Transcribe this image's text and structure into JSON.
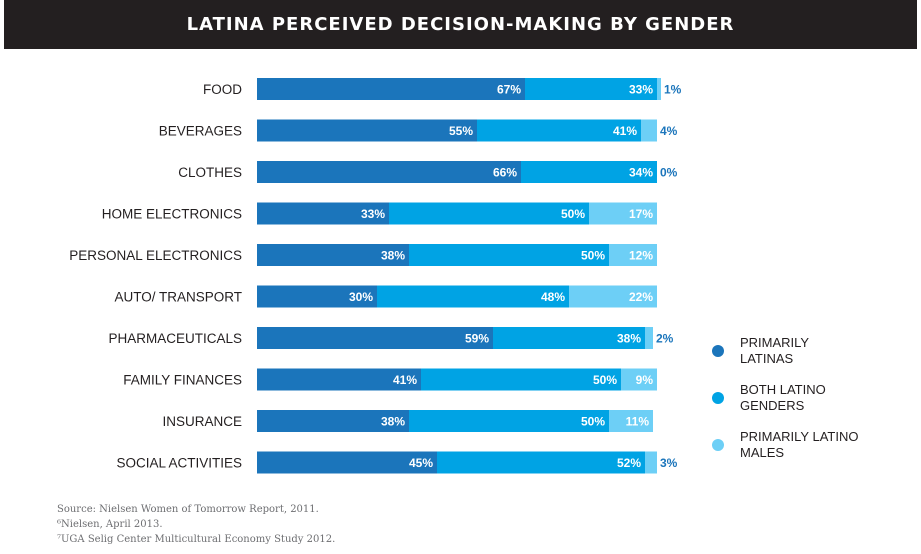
{
  "chart_data": {
    "type": "bar",
    "orientation": "horizontal",
    "stacked": true,
    "title": "LATINA PERCEIVED DECISION-MAKING BY GENDER",
    "categories": [
      "FOOD",
      "BEVERAGES",
      "CLOTHES",
      "HOME ELECTRONICS",
      "PERSONAL ELECTRONICS",
      "AUTO/ TRANSPORT",
      "PHARMACEUTICALS",
      "FAMILY FINANCES",
      "INSURANCE",
      "SOCIAL ACTIVITIES"
    ],
    "series": [
      {
        "name": "PRIMARILY LATINAS",
        "color": "#1b75bb",
        "values": [
          67,
          55,
          66,
          33,
          38,
          30,
          59,
          41,
          38,
          45
        ]
      },
      {
        "name": "BOTH LATINO GENDERS",
        "color": "#00a3e4",
        "values": [
          33,
          41,
          34,
          50,
          50,
          48,
          38,
          50,
          50,
          52
        ]
      },
      {
        "name": "PRIMARILY LATINO MALES",
        "color": "#6dcff6",
        "values": [
          1,
          4,
          0,
          17,
          12,
          22,
          2,
          9,
          11,
          3
        ]
      }
    ],
    "legend_position": "right",
    "grid": false,
    "xlim": [
      0,
      100
    ]
  },
  "footnotes": [
    "Source: Nielsen Women of Tomorrow Report, 2011.",
    "⁶Nielsen, April 2013.",
    "⁷UGA Selig Center Multicultural Economy Study 2012."
  ]
}
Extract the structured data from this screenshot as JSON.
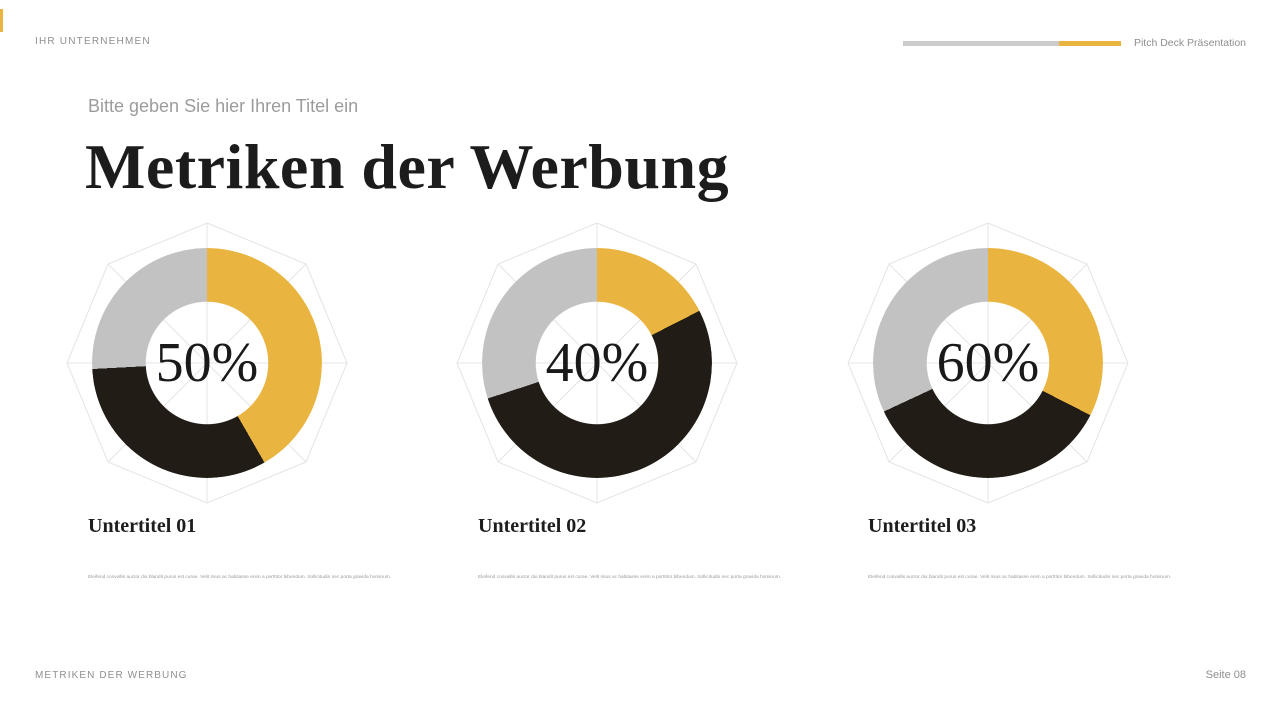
{
  "header": {
    "company": "IHR UNTERNEHMEN",
    "deck_label": "Pitch Deck Präsentation"
  },
  "title_block": {
    "kicker": "Bitte geben Sie hier Ihren Titel ein",
    "title": "Metriken der Werbung"
  },
  "columns": [
    {
      "subtitle": "Untertitel 01",
      "body": "Eleifend convallis auctor dui blandit purus est curae. Velit risus ac habitasse enim a porttitor bibendum. Sollicitudin nec porta gravida hominum."
    },
    {
      "subtitle": "Untertitel 02",
      "body": "Eleifend convallis auctor dui blandit purus est curae. Velit risus ac habitasse enim a porttitor bibendum. Sollicitudin nec porta gravida hominum."
    },
    {
      "subtitle": "Untertitel 03",
      "body": "Eleifend convallis auctor dui blandit purus est curae. Velit risus ac habitasse enim a porttitor bibendum. Sollicitudin nec porta gravida hominum."
    }
  ],
  "footer": {
    "left": "METRIKEN DER WERBUNG",
    "right": "Seite 08"
  },
  "colors": {
    "accent": "#EAB440",
    "dark": "#211D16",
    "gray": "#C2C2C2",
    "track": "#CBCBCB"
  },
  "chart_data": [
    {
      "type": "pie",
      "variant": "donut",
      "title": "Untertitel 01",
      "center_label": "50%",
      "value_percent": 50,
      "legend_position": "none",
      "segments": [
        {
          "name": "highlight",
          "color": "accent",
          "start_deg": 0,
          "end_deg": 150
        },
        {
          "name": "dark",
          "color": "dark",
          "start_deg": 150,
          "end_deg": 267
        },
        {
          "name": "remainder",
          "color": "gray",
          "start_deg": 267,
          "end_deg": 360
        }
      ]
    },
    {
      "type": "pie",
      "variant": "donut",
      "title": "Untertitel 02",
      "center_label": "40%",
      "value_percent": 40,
      "legend_position": "none",
      "segments": [
        {
          "name": "highlight",
          "color": "accent",
          "start_deg": 0,
          "end_deg": 63
        },
        {
          "name": "dark",
          "color": "dark",
          "start_deg": 63,
          "end_deg": 252
        },
        {
          "name": "remainder",
          "color": "gray",
          "start_deg": 252,
          "end_deg": 360
        }
      ]
    },
    {
      "type": "pie",
      "variant": "donut",
      "title": "Untertitel 03",
      "center_label": "60%",
      "value_percent": 60,
      "legend_position": "none",
      "segments": [
        {
          "name": "highlight",
          "color": "accent",
          "start_deg": 0,
          "end_deg": 117
        },
        {
          "name": "dark",
          "color": "dark",
          "start_deg": 117,
          "end_deg": 245
        },
        {
          "name": "remainder",
          "color": "gray",
          "start_deg": 245,
          "end_deg": 360
        }
      ]
    }
  ]
}
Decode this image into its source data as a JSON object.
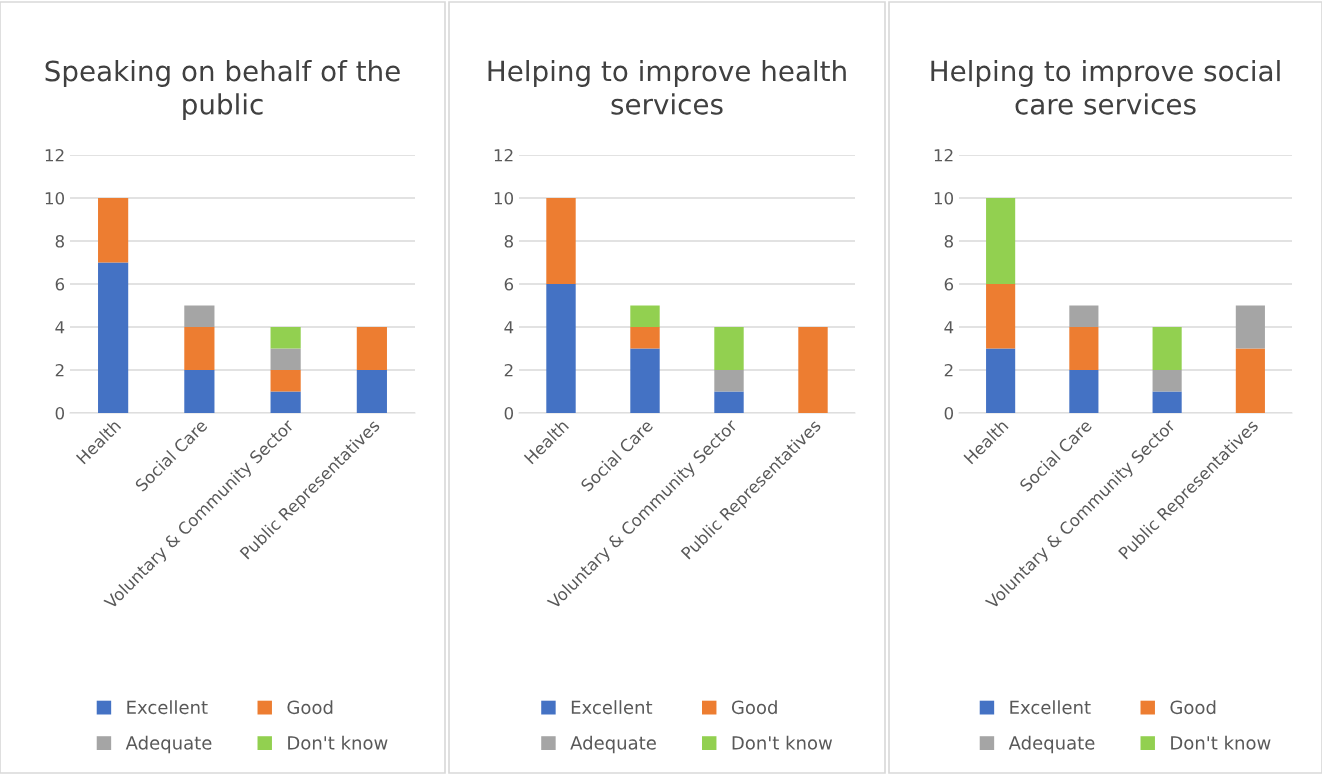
{
  "chart_data": [
    {
      "type": "bar",
      "title": "Speaking on behalf of the public",
      "stacked": true,
      "categories": [
        "Health",
        "Social Care",
        "Voluntary & Community Sector",
        "Public Representatives"
      ],
      "ylim": [
        0,
        12
      ],
      "yticks": [
        0,
        2,
        4,
        6,
        8,
        10,
        12
      ],
      "grid": "y",
      "legend": "bottom",
      "series": [
        {
          "name": "Excellent",
          "color": "#4472c4",
          "values": [
            7,
            2,
            1,
            2
          ]
        },
        {
          "name": "Good",
          "color": "#ed7d31",
          "values": [
            3,
            2,
            1,
            2
          ]
        },
        {
          "name": "Adequate",
          "color": "#a5a5a5",
          "values": [
            0,
            1,
            1,
            0
          ]
        },
        {
          "name": "Don't know",
          "color": "#92d050",
          "values": [
            0,
            0,
            1,
            0
          ]
        }
      ]
    },
    {
      "type": "bar",
      "title": "Helping to improve health services",
      "stacked": true,
      "categories": [
        "Health",
        "Social Care",
        "Voluntary & Community Sector",
        "Public Representatives"
      ],
      "ylim": [
        0,
        12
      ],
      "yticks": [
        0,
        2,
        4,
        6,
        8,
        10,
        12
      ],
      "grid": "y",
      "legend": "bottom",
      "series": [
        {
          "name": "Excellent",
          "color": "#4472c4",
          "values": [
            6,
            3,
            1,
            0
          ]
        },
        {
          "name": "Good",
          "color": "#ed7d31",
          "values": [
            4,
            1,
            0,
            4
          ]
        },
        {
          "name": "Adequate",
          "color": "#a5a5a5",
          "values": [
            0,
            0,
            1,
            0
          ]
        },
        {
          "name": "Don't know",
          "color": "#92d050",
          "values": [
            0,
            1,
            2,
            0
          ]
        }
      ]
    },
    {
      "type": "bar",
      "title": "Helping to improve social care services",
      "stacked": true,
      "categories": [
        "Health",
        "Social Care",
        "Voluntary & Community Sector",
        "Public Representatives"
      ],
      "ylim": [
        0,
        12
      ],
      "yticks": [
        0,
        2,
        4,
        6,
        8,
        10,
        12
      ],
      "grid": "y",
      "legend": "bottom",
      "series": [
        {
          "name": "Excellent",
          "color": "#4472c4",
          "values": [
            3,
            2,
            1,
            0
          ]
        },
        {
          "name": "Good",
          "color": "#ed7d31",
          "values": [
            3,
            2,
            0,
            3
          ]
        },
        {
          "name": "Adequate",
          "color": "#a5a5a5",
          "values": [
            0,
            1,
            1,
            2
          ]
        },
        {
          "name": "Don't know",
          "color": "#92d050",
          "values": [
            4,
            0,
            2,
            0
          ]
        }
      ]
    }
  ]
}
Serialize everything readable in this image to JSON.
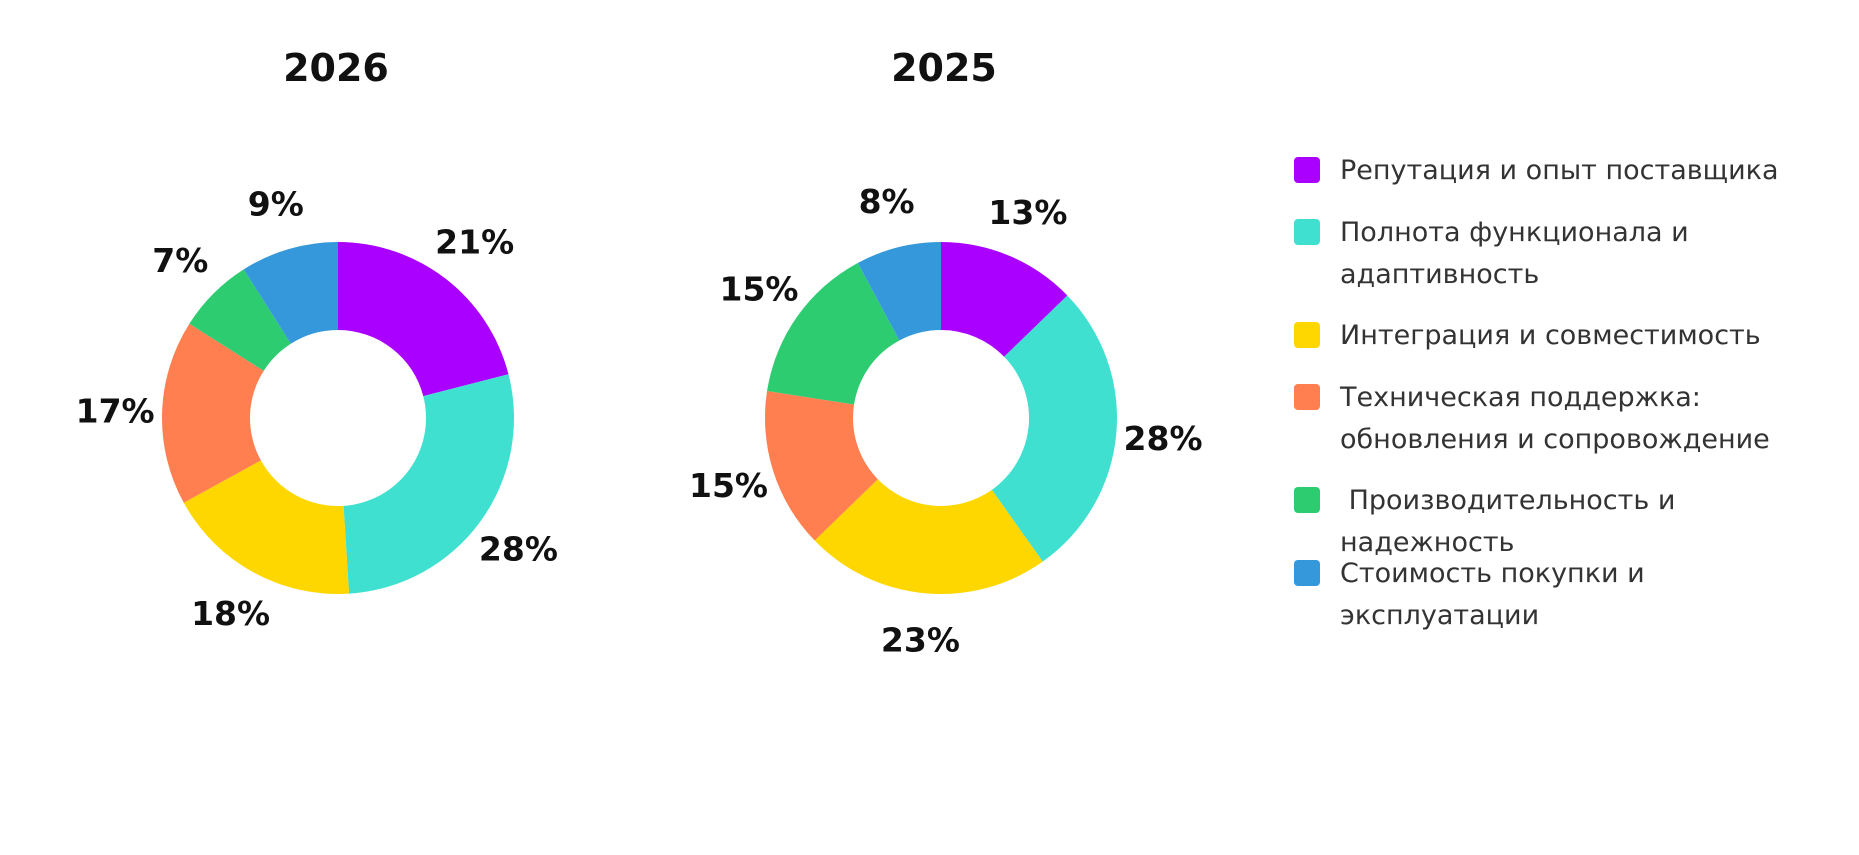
{
  "colors": {
    "reputation": "#AA00FF",
    "functionality": "#40E0D0",
    "integration": "#FFD700",
    "support": "#FF7F50",
    "performance": "#2ECC71",
    "cost": "#3498DB"
  },
  "legend": [
    {
      "key": "reputation",
      "label": "Репутация и опыт поставщика"
    },
    {
      "key": "functionality",
      "label": "Полнота функционала и\nадаптивность"
    },
    {
      "key": "integration",
      "label": "Интеграция и совместимость"
    },
    {
      "key": "support",
      "label": "Техническая поддержка:\nобновления и сопровождение"
    },
    {
      "key": "performance",
      "label": " Производительность и\nнадежность"
    },
    {
      "key": "cost",
      "label": "Стоимость покупки и\nэксплуатации"
    }
  ],
  "chart_data": [
    {
      "type": "pie",
      "title": "2026",
      "categories": [
        "Репутация и опыт поставщика",
        "Полнота функционала и адаптивность",
        "Интеграция и совместимость",
        "Техническая поддержка: обновления и сопровождение",
        "Производительность и надежность",
        "Стоимость покупки и эксплуатации"
      ],
      "values": [
        21,
        28,
        18,
        17,
        7,
        9
      ],
      "labels": [
        "21%",
        "28%",
        "18%",
        "17%",
        "7%",
        "9%"
      ],
      "donut": true,
      "legend": "right"
    },
    {
      "type": "pie",
      "title": "2025",
      "categories": [
        "Репутация и опыт поставщика",
        "Полнота функционала и адаптивность",
        "Интеграция и совместимость",
        "Техническая поддержка: обновления и сопровождение",
        "Производительность и надежность",
        "Стоимость покупки и эксплуатации"
      ],
      "values": [
        13,
        28,
        23,
        15,
        15,
        8
      ],
      "labels": [
        "13%",
        "28%",
        "23%",
        "15%",
        "15%",
        "8%"
      ],
      "donut": true,
      "legend": "right"
    }
  ]
}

§ Task to carry out:
Search the data above for the string "performance" and return every line that has it.

§ Result:
    "performance": "#2ECC71",
      "key": "performance",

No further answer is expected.